GIVEN RECORDS -
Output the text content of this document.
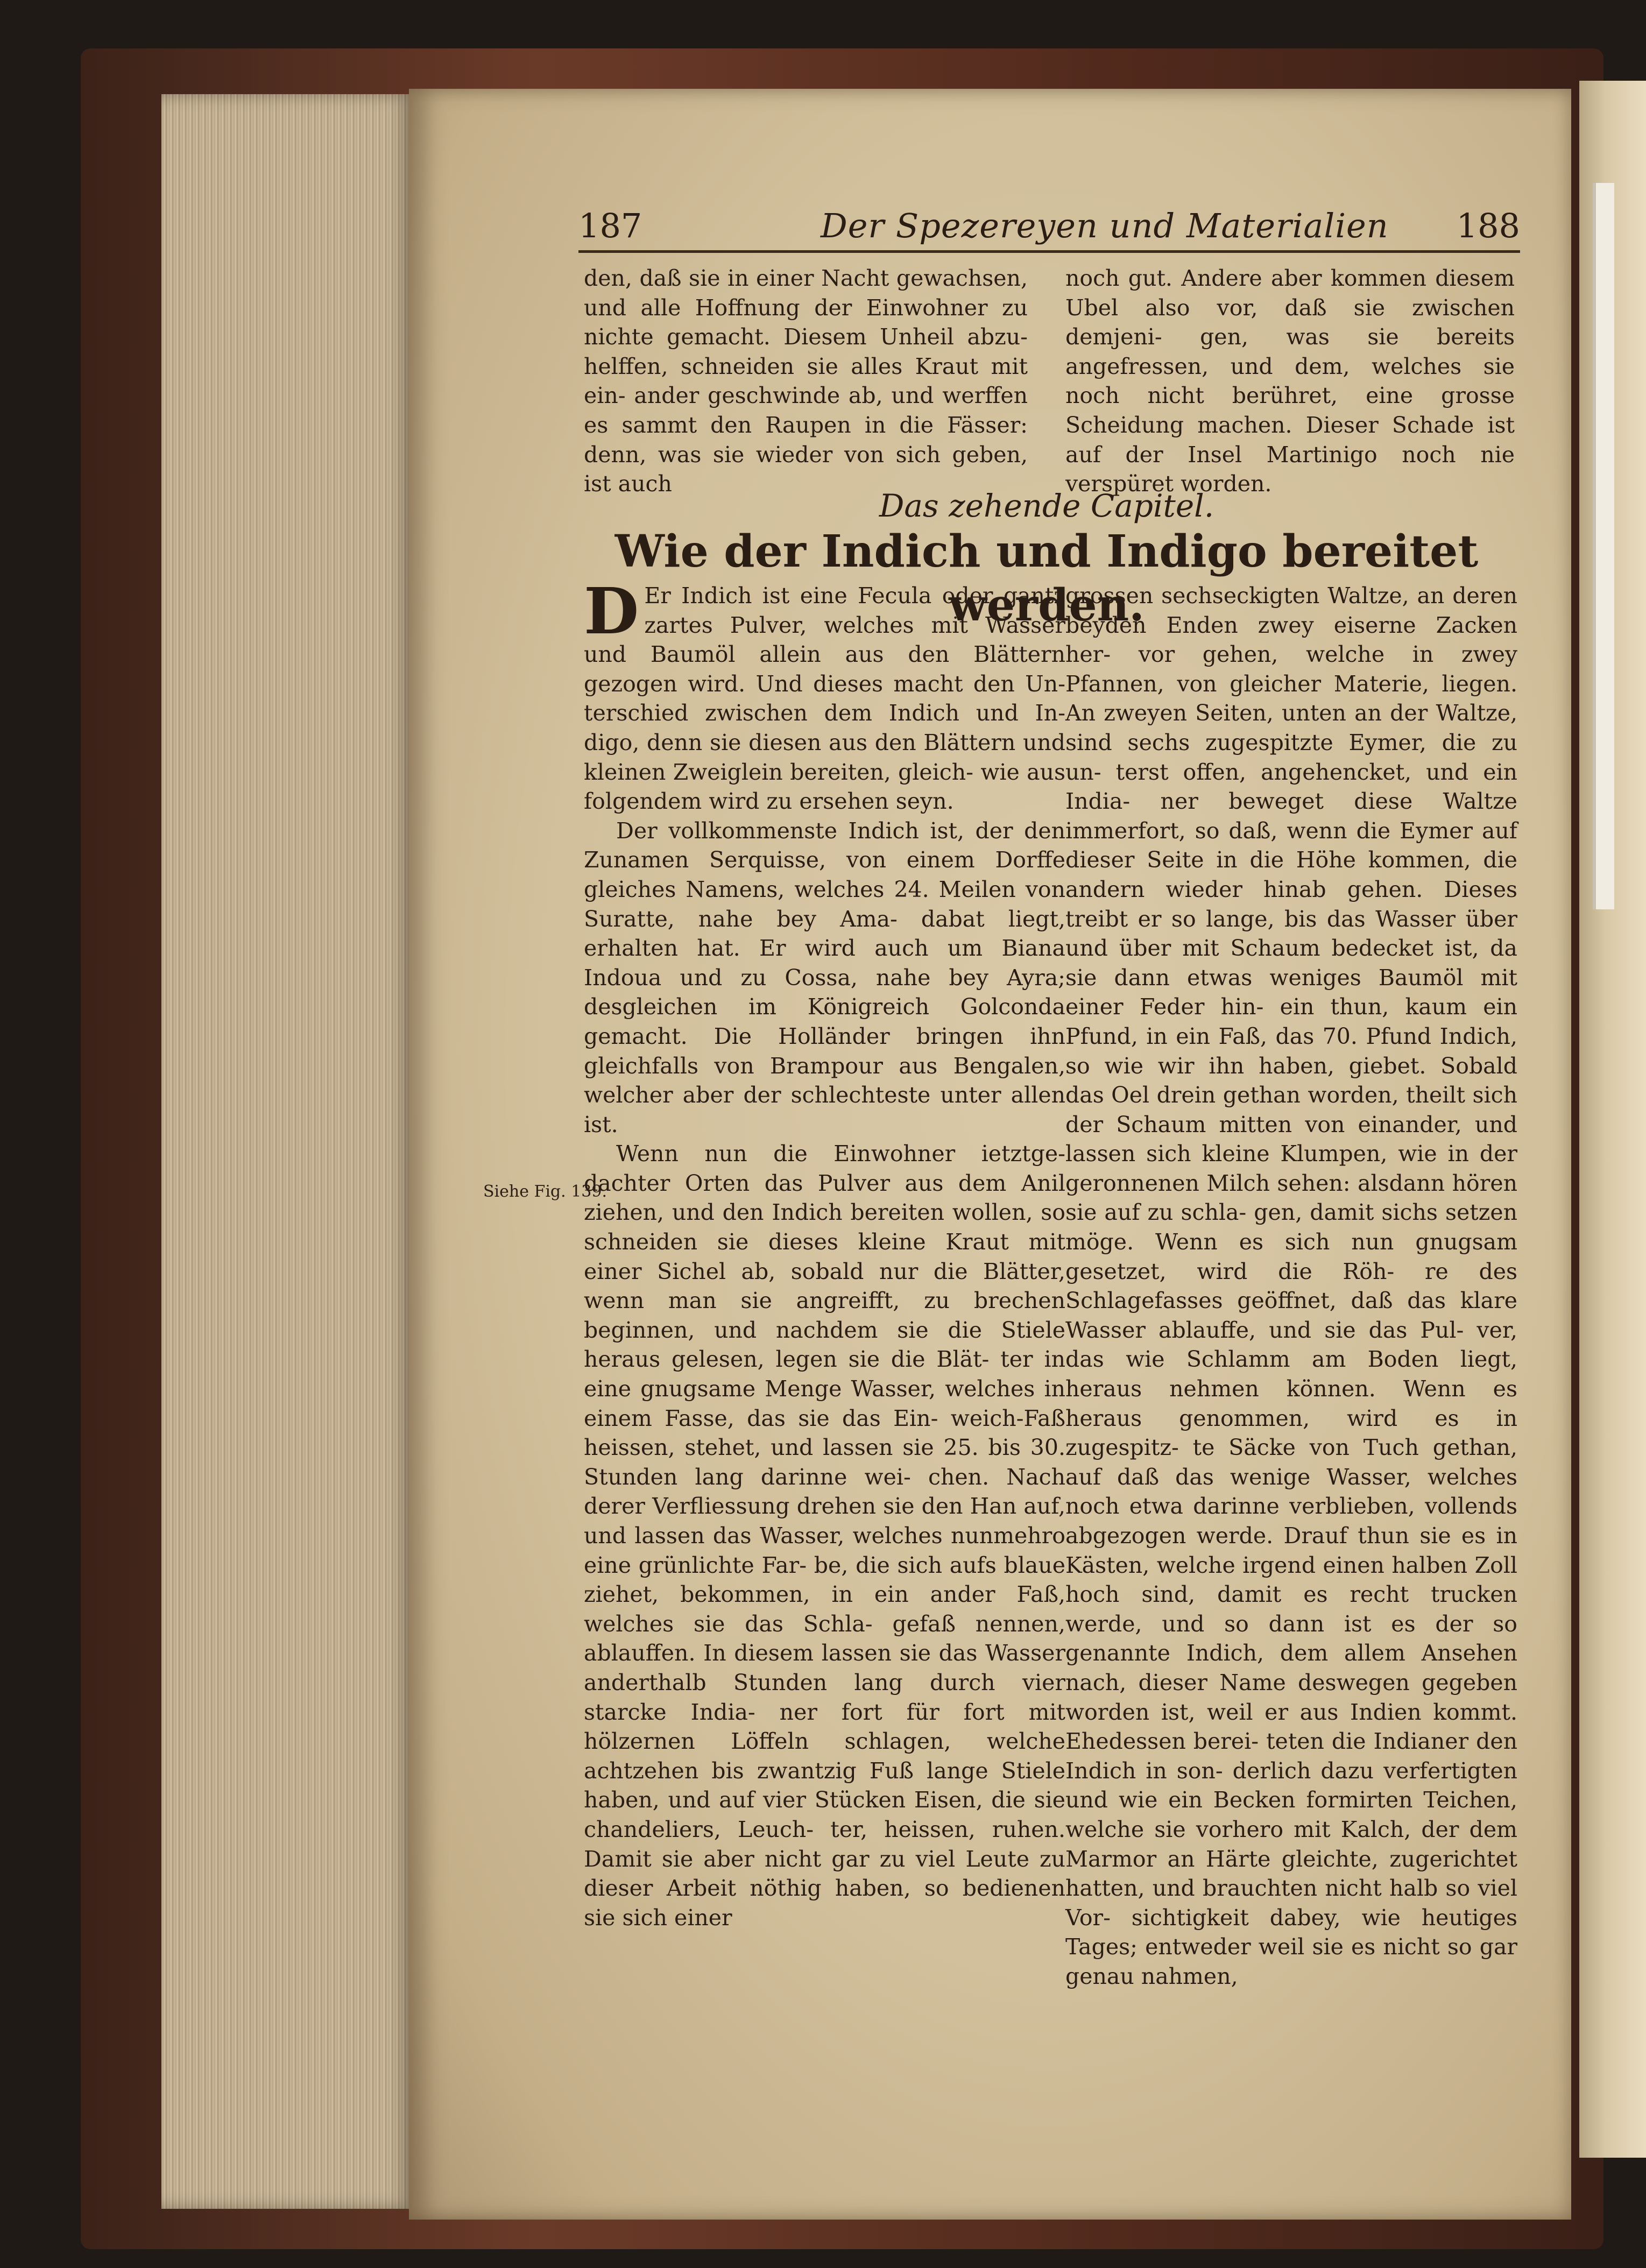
187	Der Spezereyen und Materialien 188

den, daß sie in einer Nacht gewachsen, und alle Hoffnung der Einwohner zu nichte gemacht. Diesem Unheil abzu- helffen, schneiden sie alles Kraut mit ein- ander geschwinde ab, und werffen es sammt den Raupen in die Fässer: denn, was sie wieder von sich geben, ist auch

noch gut. Andere aber kommen diesem Ubel also vor, daß sie zwischen demjeni- gen, was sie bereits angefressen, und dem, welches sie noch nicht berühret, eine grosse Scheidung machen. Dieser Schade ist auf der Insel Martinigo noch nie verspüret worden.

Das zehende Capitel.
Wie der Indich und Indigo bereitet werden.

D Er Indich ist eine Fecula oder gantz zartes Pulver, welches mit Wasser und Baumöl allein aus den Blättern gezogen wird. Und dieses macht den Un- terschied zwischen dem Indich und In- digo, denn sie diesen aus den Blättern und kleinen Zweiglein bereiten, gleich- wie aus folgendem wird zu ersehen seyn.

Der vollkommenste Indich ist, der den Zunamen Serquisse, von einem Dorffe gleiches Namens, welches 24. Meilen von Suratte, nahe bey Ama- dabat liegt, erhalten hat. Er wird auch um Biana Indoua und zu Cossa, nahe bey Ayra; desgleichen im Königreich Golconda gemacht. Die Holländer bringen ihn gleichfalls von Brampour aus Bengalen, welcher aber der schlechteste unter allen ist.

Wenn nun die Einwohner ietztge- dachter Orten das Pulver aus dem Anil ziehen, und den Indich bereiten wollen, so schneiden sie dieses kleine Kraut mit einer Sichel ab, sobald nur die Blätter, wenn man sie angreifft, zu brechen beginnen, und nachdem sie die Stiele heraus gelesen, legen sie die Blät- ter in eine gnugsame Menge Wasser, welches in einem Fasse, das sie das Ein- weich-Faß heissen, stehet, und lassen sie 25. bis 30. Stunden lang darinne wei- chen. Nach derer Verfliessung drehen sie den Han auf, und lassen das Wasser, welches nunmehro eine grünlichte Far- be, die sich aufs blaue ziehet, bekommen, in ein ander Faß, welches sie das Schla- gefaß nennen, ablauffen. In diesem lassen sie das Wasser anderthalb Stunden lang durch vier starcke India- ner fort für fort mit hölzernen Löffeln schlagen, welche achtzehen bis zwantzig Fuß lange Stiele haben, und auf vier Stücken Eisen, die sie chandeliers, Leuch- ter, heissen, ruhen. Damit sie aber nicht gar zu viel Leute zu dieser Arbeit nöthig haben, so bedienen sie sich einer

grossen sechseckigten Waltze, an deren beyden Enden zwey eiserne Zacken her- vor gehen, welche in zwey Pfannen, von gleicher Materie, liegen. An zweyen Seiten, unten an der Waltze, sind sechs zugespitzte Eymer, die zu un- terst offen, angehencket, und ein India- ner beweget diese Waltze immerfort, so daß, wenn die Eymer auf dieser Seite in die Höhe kommen, die andern wieder hinab gehen. Dieses treibt er so lange, bis das Wasser über und über mit Schaum bedecket ist, da sie dann etwas weniges Baumöl mit einer Feder hin- ein thun, kaum ein Pfund, in ein Faß, das 70. Pfund Indich, so wie wir ihn haben, giebet. Sobald das Oel drein gethan worden, theilt sich der Schaum mitten von einander, und lassen sich kleine Klumpen, wie in der geronnenen Milch sehen: alsdann hören sie auf zu schla- gen, damit sichs setzen möge. Wenn es sich nun gnugsam gesetzet, wird die Röh- re des Schlagefasses geöffnet, daß das klare Wasser ablauffe, und sie das Pul- ver, das wie Schlamm am Boden liegt, heraus nehmen können. Wenn es heraus genommen, wird es in zugespitz- te Säcke von Tuch gethan, auf daß das wenige Wasser, welches noch etwa darinne verblieben, vollends abgezogen werde. Drauf thun sie es in Kästen, welche irgend einen halben Zoll hoch sind, damit es recht trucken werde, und so dann ist es der so genannte Indich, dem allem Ansehen nach, dieser Name deswegen gegeben worden ist, weil er aus Indien kommt. Ehedessen berei- teten die Indianer den Indich in son- derlich dazu verfertigten und wie ein Becken formirten Teichen, welche sie vorhero mit Kalch, der dem Marmor an Härte gleichte, zugerichtet hatten, und brauchten nicht halb so viel Vor- sichtigkeit dabey, wie heutiges Tages; entweder weil sie es nicht so gar genau nahmen,

Siehe Fig. 139.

INSTRUCTIONS TO FOLLOW - Every line of the listing that holds "denn" is to be counted; give only the resulting number.

OUTPUT FOR THIS EXERCISE - 2